Исходный текст:
--------------------

Если Хармс надеялся достичь состояния святости, алогического состояния, не знающего оппозиции «добро — зло», то персонажи его прозы не имеют даже возможности выбирать между грехом и святостью, злом и добром. В мире, где доброта и сострадание просто не существуют, насилие является абсолютным, а значит, алогичным. Герой рассказа «Реабилитация», написанного Хармсом за считанные дни до ареста, убивает трех человек и собаку, насилует труп убитой им женщины, вытаскивает из ее чрева еще не родившегося ребенка и при этом надеется на полное оправдание; скорее всего, он его получит [168] .

168

Характерно, что, по мысли Л. Липавского, пытки не «умещаются ни в какой философской системе» ( Чинари—1,223).

Показательно,

что для персонажей Беккета жестокость также не является чем-то из ряда вон выходящим; в мире, где понятия нормы и антинормы потеряли всякий смысл, вполне естественно объясняться с другим, ударяя его по черепу, как это делает Моллой со своей матерью. При этом членовредительство лишь подчеркивает относительность тела, теряющего свою конкретность под напором бытия-в-себе. Сама боль перестает быть чисто физической (персонажи Беккета и Хармса почти не страдают) и превращается в смутную тоску бытия, потерявшего свои четкие контуры.

3. Чудо как «нуль»

--------------------

(Записи из набора данных)
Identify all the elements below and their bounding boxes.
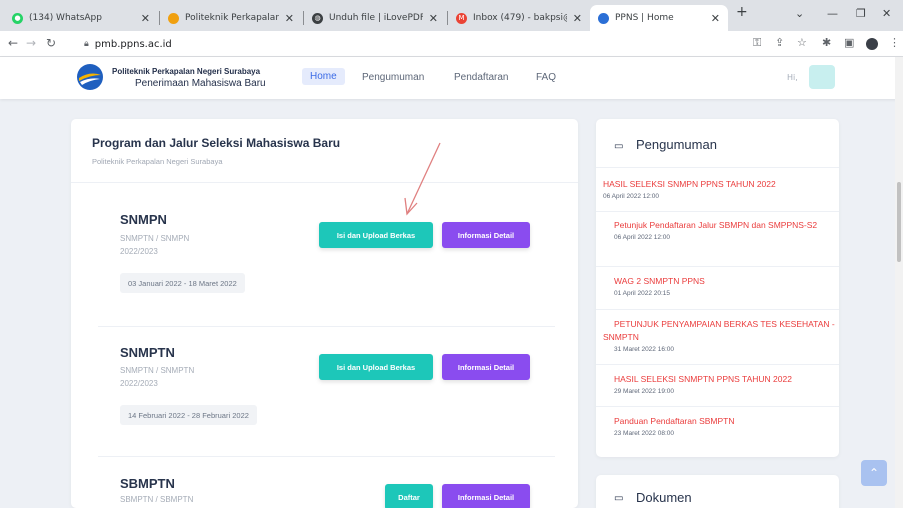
close-icon[interactable]: ✕ bbox=[429, 12, 438, 25]
announcement-item[interactable]: HASIL SELEKSI SNMPTN PPNS TAHUN 2022 29 … bbox=[614, 373, 847, 395]
announcement-title[interactable]: Panduan Pendaftaran SBMPTN bbox=[614, 415, 847, 428]
tab-title: Inbox (479) - bakpsi@ppn bbox=[473, 13, 567, 23]
announcement-item[interactable]: Panduan Pendaftaran SBMPTN 23 Maret 2022… bbox=[614, 415, 847, 437]
profile-icon[interactable] bbox=[866, 38, 878, 50]
daftar-button[interactable]: Daftar bbox=[385, 484, 433, 508]
more-icon[interactable]: ⋮ bbox=[889, 36, 900, 49]
announcement-item[interactable]: HASIL SELEKSI SNMPN PPNS TAHUN 2022 06 A… bbox=[603, 178, 836, 200]
program-year: 2022/2023 bbox=[120, 247, 158, 256]
program-date-range: 14 Februari 2022 - 28 Februari 2022 bbox=[120, 405, 257, 425]
announcement-item[interactable]: WAG 2 SNMPTN PPNS 01 April 2022 20:15 bbox=[614, 275, 847, 297]
lock-icon: 🔒︎ bbox=[84, 39, 89, 49]
program-card bbox=[71, 119, 578, 508]
star-icon[interactable]: ☆ bbox=[797, 36, 807, 49]
gmail-icon: M bbox=[456, 12, 467, 24]
close-icon[interactable]: ✕ bbox=[285, 12, 294, 25]
upload-berkas-button[interactable]: Isi dan Upload Berkas bbox=[319, 354, 433, 380]
upload-berkas-button[interactable]: Isi dan Upload Berkas bbox=[319, 222, 433, 248]
scrollbar-thumb[interactable] bbox=[897, 182, 901, 262]
announcement-date: 01 April 2022 20:15 bbox=[614, 290, 671, 297]
brand-name: Politeknik Perkapalan Negeri Surabaya bbox=[112, 67, 261, 76]
informasi-detail-button[interactable]: Informasi Detail bbox=[442, 354, 530, 380]
announcement-item[interactable]: Petunjuk Pendaftaran Jalur SBMPN dan SMP… bbox=[603, 219, 836, 241]
key-icon[interactable]: ⚿ bbox=[753, 36, 761, 50]
program-name: SBMPTN bbox=[120, 476, 175, 491]
tab-title: PPNS | Home bbox=[615, 13, 674, 23]
browser-tab-strip: ● (134) WhatsApp ✕ Politeknik Perkapalan… bbox=[0, 0, 903, 31]
close-icon[interactable]: ✕ bbox=[573, 12, 582, 25]
program-date-range: 03 Januari 2022 - 18 Maret 2022 bbox=[120, 273, 245, 293]
ppns-icon bbox=[168, 12, 179, 24]
nav-pengumuman[interactable]: Pengumuman bbox=[362, 70, 424, 85]
announcement-date: 31 Maret 2022 16:00 bbox=[614, 346, 674, 353]
ppns-logo[interactable] bbox=[76, 63, 104, 91]
informasi-detail-button[interactable]: Informasi Detail bbox=[442, 222, 530, 248]
program-name: SNMPTN bbox=[120, 345, 175, 360]
program-year: 2022/2023 bbox=[120, 379, 158, 388]
document-card bbox=[596, 475, 839, 508]
share-icon[interactable]: ⇪ bbox=[775, 36, 784, 49]
announcement-heading: Pengumuman bbox=[636, 137, 717, 152]
url-field[interactable]: 🔒︎ pmb.ppns.ac.id bbox=[84, 34, 734, 54]
nav-faq[interactable]: FAQ bbox=[536, 70, 556, 85]
announcement-title[interactable]: HASIL SELEKSI SNMPTN PPNS TAHUN 2022 bbox=[614, 373, 847, 386]
nav-home[interactable]: Home bbox=[302, 68, 345, 85]
brand-subtitle: Penerimaan Mahasiswa Baru bbox=[135, 78, 266, 89]
scroll-to-top-button[interactable]: ⌃ bbox=[861, 460, 887, 486]
tab-ilovepdf[interactable]: ◍ Unduh file | iLovePDF ✕ bbox=[304, 5, 446, 31]
tab-ppns-home[interactable]: PPNS | Home ✕ bbox=[590, 5, 728, 31]
tab-whatsapp[interactable]: ● (134) WhatsApp ✕ bbox=[4, 5, 158, 31]
forward-icon[interactable]: → bbox=[26, 36, 36, 50]
url-text: pmb.ppns.ac.id bbox=[94, 38, 172, 50]
announcement-item[interactable]: PETUNJUK PENYAMPAIAN BERKAS TES KESEHATA… bbox=[603, 318, 836, 353]
tab-ppns-politeknik[interactable]: Politeknik Perkapalan Neg ✕ bbox=[160, 5, 302, 31]
tab-title: Politeknik Perkapalan Neg bbox=[185, 13, 279, 23]
announcement-date: 23 Maret 2022 08:00 bbox=[614, 430, 674, 437]
sidepanel-icon[interactable]: ▣ bbox=[844, 36, 854, 49]
program-route: SNMPTN / SNMPN bbox=[120, 234, 190, 243]
globe-icon: ◍ bbox=[312, 12, 323, 24]
page-subtitle: Politeknik Perkapalan Negeri Surabaya bbox=[92, 157, 223, 166]
back-icon[interactable]: ← bbox=[8, 36, 18, 50]
maximize-button[interactable]: ❐ bbox=[856, 7, 866, 20]
minimize-button[interactable]: — bbox=[827, 7, 838, 20]
tab-search-icon[interactable]: ⌄ bbox=[795, 7, 804, 20]
nav-pendaftaran[interactable]: Pendaftaran bbox=[454, 70, 509, 85]
avatar[interactable] bbox=[809, 65, 835, 89]
announcement-date: 29 Maret 2022 19:00 bbox=[614, 388, 674, 395]
program-route: SNMPTN / SNMPTN bbox=[120, 366, 195, 375]
new-tab-button[interactable]: + bbox=[736, 4, 748, 20]
reload-icon[interactable]: ↻ bbox=[46, 36, 56, 50]
close-icon[interactable]: ✕ bbox=[141, 12, 150, 25]
page-title: Program dan Jalur Seleksi Mahasiswa Baru bbox=[92, 136, 341, 150]
extensions-icon[interactable]: ✱ bbox=[822, 36, 831, 49]
announcement-date: 06 April 2022 12:00 bbox=[603, 193, 660, 200]
user-greeting: Hi, bbox=[787, 73, 798, 82]
window-close-button[interactable]: ✕ bbox=[882, 7, 891, 20]
documents-heading: Dokumen bbox=[636, 490, 692, 505]
announcement-title[interactable]: HASIL SELEKSI SNMPN PPNS TAHUN 2022 bbox=[603, 178, 836, 191]
announcement-title[interactable]: Petunjuk Pendaftaran Jalur SBMPN dan SMP… bbox=[603, 219, 836, 232]
informasi-detail-button[interactable]: Informasi Detail bbox=[442, 484, 530, 508]
annotation-arrow bbox=[404, 142, 441, 216]
announcement-date: 06 April 2022 12:00 bbox=[614, 234, 671, 241]
document-icon: ▭ bbox=[614, 493, 624, 504]
scrollbar[interactable] bbox=[895, 57, 903, 508]
tab-title: (134) WhatsApp bbox=[29, 13, 102, 23]
announcement-title[interactable]: PETUNJUK PENYAMPAIAN BERKAS TES KESEHATA… bbox=[603, 318, 836, 344]
announcement-title[interactable]: WAG 2 SNMPTN PPNS bbox=[614, 275, 847, 288]
close-icon[interactable]: ✕ bbox=[711, 12, 720, 25]
tab-title: Unduh file | iLovePDF bbox=[329, 13, 423, 23]
document-icon: ▭ bbox=[614, 141, 624, 152]
address-bar: ← → ↻ 🔒︎ pmb.ppns.ac.id ⚿ ⇪ ☆ ✱ ▣ ⋮ bbox=[0, 31, 903, 57]
program-route: SBMPTN / SBMPTN bbox=[120, 495, 194, 504]
whatsapp-icon: ● bbox=[12, 12, 23, 24]
program-name: SNMPN bbox=[120, 212, 167, 227]
tab-gmail[interactable]: M Inbox (479) - bakpsi@ppn ✕ bbox=[448, 5, 590, 31]
ppns-icon bbox=[598, 12, 609, 24]
site-navbar: Politeknik Perkapalan Negeri Surabaya Pe… bbox=[0, 57, 903, 99]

--------------------

Формулировка задания: Продолжите текст о прозе Хармса и Беккета, начав сразу после его последней строки.

Ответ:
Хармс много размышлял о чудесном. Небольшой текст «Мальтониус Ольбрен», написанный 15 ноября 1937 года, полностью посвящен этой проблеме. В нем рассказывается о человеке, неком Ч., который хочет подняться на три фута над землей и простаивает для этого часами перед шкафом. Над шкафом висит картина, которой человек, однако, не видит.

Подняться ему не удается, но зато ему начинает являться видение, все одно и то же. Каждый раз он различает все новые и новые подробности. Ч. забывает, что он хотел подняться над землей, и целиком отдается изучению видения.

(Псс—2, 411)

И только когда однажды он встал на стул и увидел картину, Ч. понял, что на картине изображено то, что он видел в своем видении.

Тут он понял, что он давно уже поднимается на воздух и висит перед шкапом и видит эту картину.

(Псс—2, 411)

Настойчиво пытаясь подняться над землей, персонаж хочет «перенести» чудо в мир повседневности, в то время как его реализация возможна лишь при условии освобождения от всех законов, которые в этом мире правят. Вспомним, что чудотворец в «Старухе» сознательно не совершает ни одного чуда: он не желает, чтобы чудо, будучи «заброшенным» в мир детерминизма, лишилось своей очистительной силы.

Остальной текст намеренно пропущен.